# Task to complete
Please reproduce every record, keeping each one exactly as written.

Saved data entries
·····

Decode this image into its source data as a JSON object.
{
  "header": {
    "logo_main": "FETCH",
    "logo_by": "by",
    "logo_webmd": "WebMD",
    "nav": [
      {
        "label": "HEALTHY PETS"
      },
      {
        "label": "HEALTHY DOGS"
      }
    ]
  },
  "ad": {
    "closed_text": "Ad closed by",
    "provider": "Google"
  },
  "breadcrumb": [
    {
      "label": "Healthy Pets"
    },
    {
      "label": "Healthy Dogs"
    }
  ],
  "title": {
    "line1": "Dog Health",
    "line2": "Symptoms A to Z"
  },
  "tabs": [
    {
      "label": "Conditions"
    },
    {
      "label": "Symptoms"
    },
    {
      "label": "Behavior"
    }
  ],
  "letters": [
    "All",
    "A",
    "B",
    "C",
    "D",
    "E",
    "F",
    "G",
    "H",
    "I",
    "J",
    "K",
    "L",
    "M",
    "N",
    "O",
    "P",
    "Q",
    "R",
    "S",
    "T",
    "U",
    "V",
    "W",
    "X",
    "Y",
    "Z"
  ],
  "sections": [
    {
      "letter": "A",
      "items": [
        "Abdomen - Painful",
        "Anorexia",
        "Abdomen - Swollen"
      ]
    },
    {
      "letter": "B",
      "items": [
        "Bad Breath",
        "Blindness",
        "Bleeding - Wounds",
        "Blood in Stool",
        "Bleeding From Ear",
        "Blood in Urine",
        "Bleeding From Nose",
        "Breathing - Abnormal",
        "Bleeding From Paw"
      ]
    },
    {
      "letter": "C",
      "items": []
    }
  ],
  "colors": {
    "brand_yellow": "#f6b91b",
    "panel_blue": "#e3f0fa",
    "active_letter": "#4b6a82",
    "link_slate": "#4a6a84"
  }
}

·····

# Exercise answer
Decode this image into its source data as a JSON object.
{
  "header": {
    "logo_main": "FETCH",
    "logo_by": "by",
    "logo_webmd": "WebMD",
    "nav": [
      {
        "label": "HEALTHY PETS"
      },
      {
        "label": "HEALTHY DOGS"
      }
    ]
  },
  "ad": {
    "closed_text": "Ad closed by",
    "provider": "Google"
  },
  "breadcrumb": [
    {
      "label": "Healthy Pets"
    },
    {
      "label": "Healthy Dogs"
    }
  ],
  "title": {
    "line1": "Dog Health",
    "line2": "Symptoms A to Z"
  },
  "tabs": [
    {
      "label": "Conditions"
    },
    {
      "label": "Symptoms"
    },
    {
      "label": "Behavior"
    }
  ],
  "letters": [
    "All",
    "A",
    "B",
    "C",
    "D",
    "E",
    "F",
    "G",
    "H",
    "I",
    "J",
    "K",
    "L",
    "M",
    "N",
    "O",
    "P",
    "Q",
    "R",
    "S",
    "T",
    "U",
    "V",
    "W",
    "X",
    "Y",
    "Z"
  ],
  "sections": [
    {
      "letter": "A",
      "items": [
        "Abdomen - Painful",
        "Anorexia",
        "Abdomen - Swollen"
      ]
    },
    {
      "letter": "B",
      "items": [
        "Bad Breath",
        "Blindness",
        "Bleeding - Wounds",
        "Blood in Stool",
        "Bleeding From Ear",
        "Blood in Urine",
        "Bleeding From Nose",
        "Breathing - Abnormal",
        "Bleeding From Paw"
      ]
    },
    {
      "letter": "C",
      "items": []
    }
  ],
  "colors": {
    "brand_yellow": "#f6b91b",
    "panel_blue": "#e3f0fa",
    "active_letter": "#4b6a82",
    "link_slate": "#4a6a84"
  }
}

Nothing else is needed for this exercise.